[WHAT TO PRODUCE]: Your task is to reproduce the entries below word for word.

=== SUPPLIED ENTRIES ===

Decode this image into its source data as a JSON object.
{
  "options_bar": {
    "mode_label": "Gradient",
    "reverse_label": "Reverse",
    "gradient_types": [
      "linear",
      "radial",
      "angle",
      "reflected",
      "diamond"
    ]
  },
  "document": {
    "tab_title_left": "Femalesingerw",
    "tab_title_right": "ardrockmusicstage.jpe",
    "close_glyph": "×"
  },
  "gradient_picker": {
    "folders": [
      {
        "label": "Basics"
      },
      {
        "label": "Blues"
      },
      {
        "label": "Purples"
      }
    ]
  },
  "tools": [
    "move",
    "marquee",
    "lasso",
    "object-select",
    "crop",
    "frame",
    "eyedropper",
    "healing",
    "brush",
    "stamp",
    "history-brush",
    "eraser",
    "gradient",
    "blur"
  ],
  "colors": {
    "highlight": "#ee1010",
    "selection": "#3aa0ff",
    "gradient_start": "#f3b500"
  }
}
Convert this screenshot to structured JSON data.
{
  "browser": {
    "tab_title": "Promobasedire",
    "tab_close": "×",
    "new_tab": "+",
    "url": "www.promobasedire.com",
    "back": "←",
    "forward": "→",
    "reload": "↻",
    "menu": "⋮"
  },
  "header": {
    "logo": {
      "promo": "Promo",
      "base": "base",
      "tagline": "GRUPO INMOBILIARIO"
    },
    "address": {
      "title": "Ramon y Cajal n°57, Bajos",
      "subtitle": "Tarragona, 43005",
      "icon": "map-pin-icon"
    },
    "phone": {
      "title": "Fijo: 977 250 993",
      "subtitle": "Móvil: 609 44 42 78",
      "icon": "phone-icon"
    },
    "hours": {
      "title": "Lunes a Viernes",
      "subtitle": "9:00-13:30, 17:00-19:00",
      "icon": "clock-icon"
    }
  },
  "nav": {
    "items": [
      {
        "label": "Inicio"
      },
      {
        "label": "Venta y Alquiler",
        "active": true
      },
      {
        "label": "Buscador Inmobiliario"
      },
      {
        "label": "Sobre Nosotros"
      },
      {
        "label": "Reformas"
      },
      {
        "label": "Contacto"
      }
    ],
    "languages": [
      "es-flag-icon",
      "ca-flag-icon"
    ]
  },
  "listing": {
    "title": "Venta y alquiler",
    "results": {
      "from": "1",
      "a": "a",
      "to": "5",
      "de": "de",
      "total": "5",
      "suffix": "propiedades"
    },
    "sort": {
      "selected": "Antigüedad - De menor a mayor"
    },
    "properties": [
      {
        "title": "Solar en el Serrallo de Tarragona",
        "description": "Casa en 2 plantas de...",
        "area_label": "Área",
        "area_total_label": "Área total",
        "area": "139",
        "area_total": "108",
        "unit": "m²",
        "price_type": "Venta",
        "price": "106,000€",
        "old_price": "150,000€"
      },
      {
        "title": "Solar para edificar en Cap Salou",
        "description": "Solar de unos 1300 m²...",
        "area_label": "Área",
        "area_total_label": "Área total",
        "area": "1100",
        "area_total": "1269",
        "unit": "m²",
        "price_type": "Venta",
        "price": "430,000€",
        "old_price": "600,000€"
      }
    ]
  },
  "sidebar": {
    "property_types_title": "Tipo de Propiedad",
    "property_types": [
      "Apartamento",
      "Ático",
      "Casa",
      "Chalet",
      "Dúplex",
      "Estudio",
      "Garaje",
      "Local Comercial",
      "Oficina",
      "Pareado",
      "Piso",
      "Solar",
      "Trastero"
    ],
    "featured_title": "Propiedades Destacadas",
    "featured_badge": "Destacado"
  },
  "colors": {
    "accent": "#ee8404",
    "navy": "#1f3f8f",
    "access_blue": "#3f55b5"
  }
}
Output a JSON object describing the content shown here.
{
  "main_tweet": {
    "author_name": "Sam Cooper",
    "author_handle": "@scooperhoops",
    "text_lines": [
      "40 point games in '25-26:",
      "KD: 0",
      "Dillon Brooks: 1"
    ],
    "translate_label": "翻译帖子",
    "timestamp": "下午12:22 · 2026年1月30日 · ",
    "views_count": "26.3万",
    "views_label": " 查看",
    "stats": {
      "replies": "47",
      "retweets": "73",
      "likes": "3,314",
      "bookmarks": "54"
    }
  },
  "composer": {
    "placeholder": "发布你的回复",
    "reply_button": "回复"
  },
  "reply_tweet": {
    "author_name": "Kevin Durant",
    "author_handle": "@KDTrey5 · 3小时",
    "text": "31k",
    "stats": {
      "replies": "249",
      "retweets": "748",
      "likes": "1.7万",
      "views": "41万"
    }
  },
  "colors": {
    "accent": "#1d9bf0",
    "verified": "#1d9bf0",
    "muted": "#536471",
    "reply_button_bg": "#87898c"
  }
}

===

[TASK ANSWER]:
Decode this image into its source data as a JSON object.
{
  "options_bar": {
    "mode_label": "Gradient",
    "reverse_label": "Reverse",
    "gradient_types": [
      "linear",
      "radial",
      "angle",
      "reflected",
      "diamond"
    ]
  },
  "document": {
    "tab_title_left": "Femalesingerw",
    "tab_title_right": "ardrockmusicstage.jpe",
    "close_glyph": "×"
  },
  "gradient_picker": {
    "folders": [
      {
        "label": "Basics"
      },
      {
        "label": "Blues"
      },
      {
        "label": "Purples"
      }
    ]
  },
  "tools": [
    "move",
    "marquee",
    "lasso",
    "object-select",
    "crop",
    "frame",
    "eyedropper",
    "healing",
    "brush",
    "stamp",
    "history-brush",
    "eraser",
    "gradient",
    "blur"
  ],
  "colors": {
    "highlight": "#ee1010",
    "selection": "#3aa0ff",
    "gradient_start": "#f3b500"
  }
}
Convert this screenshot to structured JSON data.
{
  "browser": {
    "tab_title": "Promobasedire",
    "tab_close": "×",
    "new_tab": "+",
    "url": "www.promobasedire.com",
    "back": "←",
    "forward": "→",
    "reload": "↻",
    "menu": "⋮"
  },
  "header": {
    "logo": {
      "promo": "Promo",
      "base": "base",
      "tagline": "GRUPO INMOBILIARIO"
    },
    "address": {
      "title": "Ramon y Cajal n°57, Bajos",
      "subtitle": "Tarragona, 43005",
      "icon": "map-pin-icon"
    },
    "phone": {
      "title": "Fijo: 977 250 993",
      "subtitle": "Móvil: 609 44 42 78",
      "icon": "phone-icon"
    },
    "hours": {
      "title": "Lunes a Viernes",
      "subtitle": "9:00-13:30, 17:00-19:00",
      "icon": "clock-icon"
    }
  },
  "nav": {
    "items": [
      {
        "label": "Inicio"
      },
      {
        "label": "Venta y Alquiler",
        "active": true
      },
      {
        "label": "Buscador Inmobiliario"
      },
      {
        "label": "Sobre Nosotros"
      },
      {
        "label": "Reformas"
      },
      {
        "label": "Contacto"
      }
    ],
    "languages": [
      "es-flag-icon",
      "ca-flag-icon"
    ]
  },
  "listing": {
    "title": "Venta y alquiler",
    "results": {
      "from": "1",
      "a": "a",
      "to": "5",
      "de": "de",
      "total": "5",
      "suffix": "propiedades"
    },
    "sort": {
      "selected": "Antigüedad - De menor a mayor"
    },
    "properties": [
      {
        "title": "Solar en el Serrallo de Tarragona",
        "description": "Casa en 2 plantas de...",
        "area_label": "Área",
        "area_total_label": "Área total",
        "area": "139",
        "area_total": "108",
        "unit": "m²",
        "price_type": "Venta",
        "price": "106,000€",
        "old_price": "150,000€"
      },
      {
        "title": "Solar para edificar en Cap Salou",
        "description": "Solar de unos 1300 m²...",
        "area_label": "Área",
        "area_total_label": "Área total",
        "area": "1100",
        "area_total": "1269",
        "unit": "m²",
        "price_type": "Venta",
        "price": "430,000€",
        "old_price": "600,000€"
      }
    ]
  },
  "sidebar": {
    "property_types_title": "Tipo de Propiedad",
    "property_types": [
      "Apartamento",
      "Ático",
      "Casa",
      "Chalet",
      "Dúplex",
      "Estudio",
      "Garaje",
      "Local Comercial",
      "Oficina",
      "Pareado",
      "Piso",
      "Solar",
      "Trastero"
    ],
    "featured_title": "Propiedades Destacadas",
    "featured_badge": "Destacado"
  },
  "colors": {
    "accent": "#ee8404",
    "navy": "#1f3f8f",
    "access_blue": "#3f55b5"
  }
}
Output a JSON object describing the content shown here.
{
  "main_tweet": {
    "author_name": "Sam Cooper",
    "author_handle": "@scooperhoops",
    "text_lines": [
      "40 point games in '25-26:",
      "KD: 0",
      "Dillon Brooks: 1"
    ],
    "translate_label": "翻译帖子",
    "timestamp": "下午12:22 · 2026年1月30日 · ",
    "views_count": "26.3万",
    "views_label": " 查看",
    "stats": {
      "replies": "47",
      "retweets": "73",
      "likes": "3,314",
      "bookmarks": "54"
    }
  },
  "composer": {
    "placeholder": "发布你的回复",
    "reply_button": "回复"
  },
  "reply_tweet": {
    "author_name": "Kevin Durant",
    "author_handle": "@KDTrey5 · 3小时",
    "text": "31k",
    "stats": {
      "replies": "249",
      "retweets": "748",
      "likes": "1.7万",
      "views": "41万"
    }
  },
  "colors": {
    "accent": "#1d9bf0",
    "verified": "#1d9bf0",
    "muted": "#536471",
    "reply_button_bg": "#87898c"
  }
}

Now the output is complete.